* PROBLEM REQUIREMENTS *
In the entries below, find the lines that contain the word "http" and copy them.

===== TASK MATERIAL =====

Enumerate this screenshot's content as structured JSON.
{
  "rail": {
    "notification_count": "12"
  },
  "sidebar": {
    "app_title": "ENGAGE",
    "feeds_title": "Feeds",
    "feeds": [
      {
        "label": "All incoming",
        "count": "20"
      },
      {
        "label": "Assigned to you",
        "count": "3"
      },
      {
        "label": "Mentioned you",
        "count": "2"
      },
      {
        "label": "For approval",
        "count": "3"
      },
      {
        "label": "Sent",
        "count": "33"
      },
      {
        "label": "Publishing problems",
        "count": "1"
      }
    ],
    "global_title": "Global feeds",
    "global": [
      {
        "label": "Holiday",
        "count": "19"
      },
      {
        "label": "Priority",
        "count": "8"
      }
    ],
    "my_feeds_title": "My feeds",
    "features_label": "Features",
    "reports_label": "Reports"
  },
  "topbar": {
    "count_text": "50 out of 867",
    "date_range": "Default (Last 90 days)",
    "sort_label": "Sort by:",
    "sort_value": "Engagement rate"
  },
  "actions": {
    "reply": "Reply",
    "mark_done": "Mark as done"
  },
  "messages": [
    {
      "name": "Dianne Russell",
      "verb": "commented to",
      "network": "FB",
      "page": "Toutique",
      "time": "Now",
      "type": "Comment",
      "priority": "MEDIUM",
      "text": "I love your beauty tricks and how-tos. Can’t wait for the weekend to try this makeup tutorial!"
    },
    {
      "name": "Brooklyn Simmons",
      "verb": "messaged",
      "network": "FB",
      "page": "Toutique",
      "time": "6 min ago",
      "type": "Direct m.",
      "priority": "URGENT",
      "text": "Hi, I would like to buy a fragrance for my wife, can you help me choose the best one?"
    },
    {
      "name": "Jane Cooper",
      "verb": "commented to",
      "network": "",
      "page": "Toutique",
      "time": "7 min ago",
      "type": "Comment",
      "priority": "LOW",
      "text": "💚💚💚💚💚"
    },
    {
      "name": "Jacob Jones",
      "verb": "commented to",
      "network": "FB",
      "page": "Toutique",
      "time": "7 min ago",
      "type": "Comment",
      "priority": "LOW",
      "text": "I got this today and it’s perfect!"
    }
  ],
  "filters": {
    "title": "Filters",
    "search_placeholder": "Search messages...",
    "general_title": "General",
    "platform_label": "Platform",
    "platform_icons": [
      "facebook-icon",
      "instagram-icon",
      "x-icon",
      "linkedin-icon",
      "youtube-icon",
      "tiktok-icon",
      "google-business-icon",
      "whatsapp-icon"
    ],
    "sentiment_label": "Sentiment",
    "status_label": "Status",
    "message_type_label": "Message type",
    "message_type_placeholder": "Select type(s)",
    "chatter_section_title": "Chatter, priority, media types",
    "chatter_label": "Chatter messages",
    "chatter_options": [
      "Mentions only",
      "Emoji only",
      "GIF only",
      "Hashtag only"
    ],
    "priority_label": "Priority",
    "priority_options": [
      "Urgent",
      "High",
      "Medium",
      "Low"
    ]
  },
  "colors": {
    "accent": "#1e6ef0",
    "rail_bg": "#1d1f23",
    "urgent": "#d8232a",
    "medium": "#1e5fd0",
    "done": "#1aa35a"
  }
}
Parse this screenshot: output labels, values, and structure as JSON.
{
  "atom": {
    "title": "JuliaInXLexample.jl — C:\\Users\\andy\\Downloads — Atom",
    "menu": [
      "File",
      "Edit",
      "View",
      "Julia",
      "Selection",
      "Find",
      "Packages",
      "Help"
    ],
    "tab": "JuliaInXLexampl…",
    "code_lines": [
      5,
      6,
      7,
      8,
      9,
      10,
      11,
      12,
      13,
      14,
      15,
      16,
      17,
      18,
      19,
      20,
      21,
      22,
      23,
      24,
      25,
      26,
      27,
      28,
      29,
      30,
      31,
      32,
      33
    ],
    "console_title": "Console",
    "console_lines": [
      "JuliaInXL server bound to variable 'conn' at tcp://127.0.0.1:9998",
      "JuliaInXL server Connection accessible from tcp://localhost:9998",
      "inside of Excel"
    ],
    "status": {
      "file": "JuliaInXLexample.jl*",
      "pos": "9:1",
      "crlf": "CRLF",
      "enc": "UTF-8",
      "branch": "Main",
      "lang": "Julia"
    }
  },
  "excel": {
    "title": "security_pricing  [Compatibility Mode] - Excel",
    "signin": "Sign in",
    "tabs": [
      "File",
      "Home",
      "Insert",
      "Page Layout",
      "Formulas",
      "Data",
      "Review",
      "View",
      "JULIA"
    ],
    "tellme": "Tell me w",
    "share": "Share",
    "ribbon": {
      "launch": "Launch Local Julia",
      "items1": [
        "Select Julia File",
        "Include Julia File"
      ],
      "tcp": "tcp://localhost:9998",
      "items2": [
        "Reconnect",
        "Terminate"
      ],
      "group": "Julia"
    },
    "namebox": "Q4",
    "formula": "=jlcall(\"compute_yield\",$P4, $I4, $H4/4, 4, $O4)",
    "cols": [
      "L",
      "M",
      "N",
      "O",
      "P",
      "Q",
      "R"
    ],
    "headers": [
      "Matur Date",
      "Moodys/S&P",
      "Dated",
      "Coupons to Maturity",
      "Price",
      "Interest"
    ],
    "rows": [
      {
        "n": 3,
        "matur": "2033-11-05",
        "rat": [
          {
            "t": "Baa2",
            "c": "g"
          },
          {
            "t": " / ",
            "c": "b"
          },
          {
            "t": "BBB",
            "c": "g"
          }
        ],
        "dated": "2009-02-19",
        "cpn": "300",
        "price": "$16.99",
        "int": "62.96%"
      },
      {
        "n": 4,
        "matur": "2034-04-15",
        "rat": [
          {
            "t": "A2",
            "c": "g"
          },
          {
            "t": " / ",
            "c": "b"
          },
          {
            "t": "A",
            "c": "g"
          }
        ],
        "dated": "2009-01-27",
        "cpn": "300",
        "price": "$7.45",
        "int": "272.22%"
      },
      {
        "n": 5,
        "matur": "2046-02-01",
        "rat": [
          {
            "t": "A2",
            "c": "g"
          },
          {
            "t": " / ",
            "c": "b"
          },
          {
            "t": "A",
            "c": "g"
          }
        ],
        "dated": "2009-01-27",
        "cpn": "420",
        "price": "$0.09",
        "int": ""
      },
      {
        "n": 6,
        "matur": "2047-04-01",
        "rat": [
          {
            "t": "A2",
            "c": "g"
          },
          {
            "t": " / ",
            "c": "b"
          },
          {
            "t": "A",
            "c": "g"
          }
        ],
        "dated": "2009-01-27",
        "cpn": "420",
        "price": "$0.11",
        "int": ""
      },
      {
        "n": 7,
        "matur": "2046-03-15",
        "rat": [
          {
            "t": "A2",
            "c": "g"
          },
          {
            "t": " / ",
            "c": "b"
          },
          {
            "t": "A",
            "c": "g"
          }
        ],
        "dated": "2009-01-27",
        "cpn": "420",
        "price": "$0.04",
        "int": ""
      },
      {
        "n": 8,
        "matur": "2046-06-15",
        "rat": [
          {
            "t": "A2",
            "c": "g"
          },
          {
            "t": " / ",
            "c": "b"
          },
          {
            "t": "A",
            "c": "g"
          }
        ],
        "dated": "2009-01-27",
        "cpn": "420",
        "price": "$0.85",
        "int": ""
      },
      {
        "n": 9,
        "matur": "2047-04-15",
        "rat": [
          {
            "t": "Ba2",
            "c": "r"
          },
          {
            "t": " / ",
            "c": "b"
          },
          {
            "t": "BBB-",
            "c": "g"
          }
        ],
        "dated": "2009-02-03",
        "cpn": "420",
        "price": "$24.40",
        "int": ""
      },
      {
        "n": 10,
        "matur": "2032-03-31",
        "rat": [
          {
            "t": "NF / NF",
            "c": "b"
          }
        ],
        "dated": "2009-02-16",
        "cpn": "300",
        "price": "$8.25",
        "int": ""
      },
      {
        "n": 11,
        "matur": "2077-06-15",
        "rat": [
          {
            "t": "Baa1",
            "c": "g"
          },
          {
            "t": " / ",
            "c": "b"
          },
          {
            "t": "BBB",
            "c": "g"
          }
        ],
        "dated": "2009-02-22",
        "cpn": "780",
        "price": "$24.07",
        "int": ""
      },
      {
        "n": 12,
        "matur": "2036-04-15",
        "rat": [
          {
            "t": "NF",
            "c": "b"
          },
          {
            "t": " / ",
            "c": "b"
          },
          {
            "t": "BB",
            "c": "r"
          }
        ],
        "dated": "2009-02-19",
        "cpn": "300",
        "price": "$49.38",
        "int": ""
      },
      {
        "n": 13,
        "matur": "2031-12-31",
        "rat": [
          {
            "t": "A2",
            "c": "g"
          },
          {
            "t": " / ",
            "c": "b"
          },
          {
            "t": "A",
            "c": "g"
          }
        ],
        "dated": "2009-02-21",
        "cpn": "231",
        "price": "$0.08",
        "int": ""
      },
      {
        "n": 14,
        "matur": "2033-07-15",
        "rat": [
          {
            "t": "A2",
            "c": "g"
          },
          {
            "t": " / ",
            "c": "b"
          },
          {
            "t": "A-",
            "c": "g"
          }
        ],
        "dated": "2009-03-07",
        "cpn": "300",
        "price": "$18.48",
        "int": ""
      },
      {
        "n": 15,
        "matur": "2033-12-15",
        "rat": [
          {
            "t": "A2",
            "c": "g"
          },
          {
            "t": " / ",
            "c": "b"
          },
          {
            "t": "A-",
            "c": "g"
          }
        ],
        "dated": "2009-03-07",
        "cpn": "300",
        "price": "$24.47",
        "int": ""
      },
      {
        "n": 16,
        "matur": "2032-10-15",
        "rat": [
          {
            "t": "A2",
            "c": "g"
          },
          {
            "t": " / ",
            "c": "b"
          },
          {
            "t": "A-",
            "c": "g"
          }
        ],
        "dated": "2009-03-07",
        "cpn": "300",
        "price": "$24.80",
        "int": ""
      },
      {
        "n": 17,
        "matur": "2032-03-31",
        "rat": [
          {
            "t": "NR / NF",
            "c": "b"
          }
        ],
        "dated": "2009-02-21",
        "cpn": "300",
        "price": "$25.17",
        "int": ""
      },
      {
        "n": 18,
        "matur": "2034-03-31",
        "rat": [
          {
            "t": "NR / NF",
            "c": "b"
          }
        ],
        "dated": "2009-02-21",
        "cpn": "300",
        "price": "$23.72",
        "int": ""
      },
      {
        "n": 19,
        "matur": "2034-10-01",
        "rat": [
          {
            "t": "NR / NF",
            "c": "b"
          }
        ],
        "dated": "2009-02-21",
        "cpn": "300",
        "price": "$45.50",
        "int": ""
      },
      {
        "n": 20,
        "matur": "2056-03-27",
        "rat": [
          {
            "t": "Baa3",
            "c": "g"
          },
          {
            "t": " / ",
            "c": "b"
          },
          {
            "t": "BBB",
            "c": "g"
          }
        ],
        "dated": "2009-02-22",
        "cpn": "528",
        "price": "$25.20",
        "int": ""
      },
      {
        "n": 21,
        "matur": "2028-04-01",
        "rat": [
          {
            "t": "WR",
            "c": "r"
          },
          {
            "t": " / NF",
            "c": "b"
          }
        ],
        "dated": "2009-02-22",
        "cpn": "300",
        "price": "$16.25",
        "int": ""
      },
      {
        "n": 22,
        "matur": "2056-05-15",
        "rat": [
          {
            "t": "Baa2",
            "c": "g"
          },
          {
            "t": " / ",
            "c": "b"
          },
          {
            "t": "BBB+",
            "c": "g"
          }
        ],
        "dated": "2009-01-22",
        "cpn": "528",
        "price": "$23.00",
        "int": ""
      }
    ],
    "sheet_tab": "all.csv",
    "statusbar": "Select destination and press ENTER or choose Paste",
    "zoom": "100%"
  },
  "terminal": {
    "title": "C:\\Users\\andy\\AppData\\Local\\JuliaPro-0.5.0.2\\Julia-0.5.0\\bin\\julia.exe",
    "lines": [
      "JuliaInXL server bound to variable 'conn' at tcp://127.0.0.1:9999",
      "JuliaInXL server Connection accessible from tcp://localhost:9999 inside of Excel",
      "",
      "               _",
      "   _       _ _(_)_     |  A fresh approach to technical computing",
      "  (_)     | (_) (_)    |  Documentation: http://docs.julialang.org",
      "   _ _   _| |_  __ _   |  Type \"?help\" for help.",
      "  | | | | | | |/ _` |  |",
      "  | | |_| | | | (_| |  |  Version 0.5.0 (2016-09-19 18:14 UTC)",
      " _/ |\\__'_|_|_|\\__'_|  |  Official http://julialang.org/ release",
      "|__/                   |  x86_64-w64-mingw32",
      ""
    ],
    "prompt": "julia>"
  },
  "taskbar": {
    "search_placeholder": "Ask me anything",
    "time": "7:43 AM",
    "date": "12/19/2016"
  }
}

=====

* COMPLETE RESPONSE *
      "  (_)     | (_) (_)    |  Documentation: http://docs.julialang.org",
      " _/ |\\__'_|_|_|\\__'_|  |  Official http://julialang.org/ release",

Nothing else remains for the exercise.